BEGIN TEXT SHOWN

CIA chief discusses threats to national security
Commercially available information technology will play a stronger role in "asymmetric" threats from terrorist groups and enemy states over the next decade, the nation's top intelligence officials told the Senate Armed Services Committee Tuesday.
"As demonstrated by September 11, we increasingly are facing ... adversaries whose main goal is to cause the United States pain and suffering, rather than to achieve traditional military objectives," said CIA Director George Tenet, during a hearing on global threats to U.S. national security. "Their inability to match U.S. military power is driving some to invest in asymmetric niche capabilities."
Tenet said those capabilities include access to "a tremendous amount" of open-source information on how to produce weapons of mass destruction. "Terrorist groups worldwide have ready access to information on chemical, biological and even nuclear weapons via the Internet, and we know that al Qaeda was working to acquire some of the most dangerous chemical agents and toxins," he said.
Tenet added that the United States' space-based advantages are eroding as adversaries gain access to openly marketed, high-resolution imagery from commercial satellites. "Foreign military, intelligence and terrorist organizations are exploiting this -- along with commercially available navigation and communications services -- to enhance the planning and conduct of their operations," Tenet said.

END TEXT SHOWN
BEGIN DATA TO EXAMINE

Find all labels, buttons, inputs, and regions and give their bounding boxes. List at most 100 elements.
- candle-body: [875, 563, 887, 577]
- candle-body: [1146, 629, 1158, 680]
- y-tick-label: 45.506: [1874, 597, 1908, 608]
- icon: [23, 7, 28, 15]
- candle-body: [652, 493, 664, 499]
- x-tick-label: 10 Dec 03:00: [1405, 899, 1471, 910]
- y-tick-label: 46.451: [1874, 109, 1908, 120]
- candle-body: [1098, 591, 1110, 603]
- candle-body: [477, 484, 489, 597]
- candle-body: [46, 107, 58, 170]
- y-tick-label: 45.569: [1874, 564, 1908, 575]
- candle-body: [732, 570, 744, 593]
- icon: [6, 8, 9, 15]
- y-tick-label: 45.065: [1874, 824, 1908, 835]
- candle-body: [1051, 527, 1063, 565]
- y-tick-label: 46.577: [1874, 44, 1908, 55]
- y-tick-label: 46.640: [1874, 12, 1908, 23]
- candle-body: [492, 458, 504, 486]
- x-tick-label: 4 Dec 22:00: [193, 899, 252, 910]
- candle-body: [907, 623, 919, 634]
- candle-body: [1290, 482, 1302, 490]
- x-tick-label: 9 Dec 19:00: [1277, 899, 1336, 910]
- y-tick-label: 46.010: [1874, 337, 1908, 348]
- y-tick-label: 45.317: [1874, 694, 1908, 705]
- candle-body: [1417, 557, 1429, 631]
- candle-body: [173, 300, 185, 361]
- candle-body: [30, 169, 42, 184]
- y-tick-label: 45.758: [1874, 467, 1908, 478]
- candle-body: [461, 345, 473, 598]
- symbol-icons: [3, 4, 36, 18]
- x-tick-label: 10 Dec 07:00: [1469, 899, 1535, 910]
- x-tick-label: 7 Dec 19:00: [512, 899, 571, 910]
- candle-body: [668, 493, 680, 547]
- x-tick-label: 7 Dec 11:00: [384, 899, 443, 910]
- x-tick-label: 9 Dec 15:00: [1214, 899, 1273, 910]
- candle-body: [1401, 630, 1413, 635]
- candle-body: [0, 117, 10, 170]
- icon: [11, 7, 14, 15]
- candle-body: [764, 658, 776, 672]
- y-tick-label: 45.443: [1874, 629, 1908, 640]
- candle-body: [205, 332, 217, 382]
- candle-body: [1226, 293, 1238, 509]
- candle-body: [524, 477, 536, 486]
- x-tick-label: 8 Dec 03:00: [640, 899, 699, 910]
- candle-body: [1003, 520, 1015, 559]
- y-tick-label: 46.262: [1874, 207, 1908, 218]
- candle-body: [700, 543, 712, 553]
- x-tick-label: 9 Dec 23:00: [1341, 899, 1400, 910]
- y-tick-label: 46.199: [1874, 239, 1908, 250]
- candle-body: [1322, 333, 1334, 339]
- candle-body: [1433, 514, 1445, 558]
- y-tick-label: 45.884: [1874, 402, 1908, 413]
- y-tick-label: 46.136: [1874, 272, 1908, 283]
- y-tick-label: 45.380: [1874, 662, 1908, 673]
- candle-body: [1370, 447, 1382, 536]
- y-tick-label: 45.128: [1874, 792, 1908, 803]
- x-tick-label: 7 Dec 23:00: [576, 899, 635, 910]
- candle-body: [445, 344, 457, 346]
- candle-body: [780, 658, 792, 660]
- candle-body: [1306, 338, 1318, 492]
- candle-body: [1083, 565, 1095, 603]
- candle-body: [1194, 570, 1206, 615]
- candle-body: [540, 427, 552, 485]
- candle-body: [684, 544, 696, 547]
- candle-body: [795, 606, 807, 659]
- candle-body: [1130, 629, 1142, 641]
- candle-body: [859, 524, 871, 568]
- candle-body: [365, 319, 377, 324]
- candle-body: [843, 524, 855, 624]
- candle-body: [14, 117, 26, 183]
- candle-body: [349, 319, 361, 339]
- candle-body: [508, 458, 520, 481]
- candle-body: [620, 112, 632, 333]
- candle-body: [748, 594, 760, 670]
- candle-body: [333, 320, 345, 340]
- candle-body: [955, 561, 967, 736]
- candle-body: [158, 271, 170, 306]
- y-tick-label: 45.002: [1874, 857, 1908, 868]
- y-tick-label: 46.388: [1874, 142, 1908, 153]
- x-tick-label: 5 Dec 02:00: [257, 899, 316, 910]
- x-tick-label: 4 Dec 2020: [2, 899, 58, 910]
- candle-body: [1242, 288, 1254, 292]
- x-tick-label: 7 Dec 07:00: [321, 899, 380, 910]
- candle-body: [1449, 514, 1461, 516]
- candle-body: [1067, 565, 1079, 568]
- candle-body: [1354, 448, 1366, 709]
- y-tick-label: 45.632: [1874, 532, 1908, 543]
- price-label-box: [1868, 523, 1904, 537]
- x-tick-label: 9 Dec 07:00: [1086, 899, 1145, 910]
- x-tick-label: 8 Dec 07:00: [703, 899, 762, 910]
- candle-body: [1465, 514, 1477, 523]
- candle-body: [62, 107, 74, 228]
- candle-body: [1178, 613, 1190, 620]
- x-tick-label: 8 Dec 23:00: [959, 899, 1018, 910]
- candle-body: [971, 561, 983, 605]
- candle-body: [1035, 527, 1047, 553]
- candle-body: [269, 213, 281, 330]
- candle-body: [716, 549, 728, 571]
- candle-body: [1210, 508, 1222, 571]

END DATA TO EXAMINE

_EXERCISE 1_: In the article on the CIA chief's testimony, which Senate committee heard from the intelligence officials?
_EXERCISE 2_:
Decide whether each statement agrees with the article on the CIA chief's testimony. Answer yes or no for each and quote the words from the article that decide it.
(a) Tenet said terrorist groups can get information on chemical, biological and nuclear weapons through the Internet.
(b) Tenet said the space-based advantages of the United States are growing.
(c) Tenet described adversaries whose main goal is to achieve traditional military objectives.
_EXERCISE 3_: Continue the article on the CIA chief's testimony, starting after its final paragraph.

_RESULT 1_: The Senate Armed Services Committee.

_RESULT 2_:
(a) Yes: "Terrorist groups worldwide have ready access to information on chemical, biological and even nuclear weapons via the Internet"
(b) No: "the United States' space-based advantages are eroding"
(c) No: "whose main goal is to cause the United States pain and suffering, rather than to achieve traditional military objectives"

_RESULT 3_:
Vice Adm. Thomas Wilson, director of the Defense Intelligence Agency, said threats stemming from information operations will "expand significantly" over the next decade, as potential enemies use inexpensive technologies to attack the United States on many fronts.
"Information operations can employ a range of capabilities, including electronic warfare, psychological operations physical attack, denial and deception, computer network attack and the use of more exotic technologies such as directed energy weapons or electromagnetic-pulse weapons," Wilson said.
Wilson said the global availability of hacking software over the Internet, for example, could provide "almost any interested U.S. adversary" with basic computer network attack capabilities.
"Although our classified networks are relatively secure from these kinds of attacks, most of our unclassified networks -- including some that host sensitive information -- are not," Wilson said. "The opportunity for terrorists to take advantage of attack tools is escalating very rapidly."
Tenet agreed that cyber warfare will become an "increasingly viable option" for terrorists and other adversaries as they become more familiar with potential critical infrastructure targets, and more adept at using technologies that could damage them.
"Although the September 11 attacks suggest that al Qaeda and other terrorists will continue to use conventional weapons, one of our highest concerns is their stated readiness to attempt unconventional attacks against us," Tenet said, noting that as early as 1998, Osama Bin Laden had publicly declared that acquiring unconventional weapons was a "religious duty."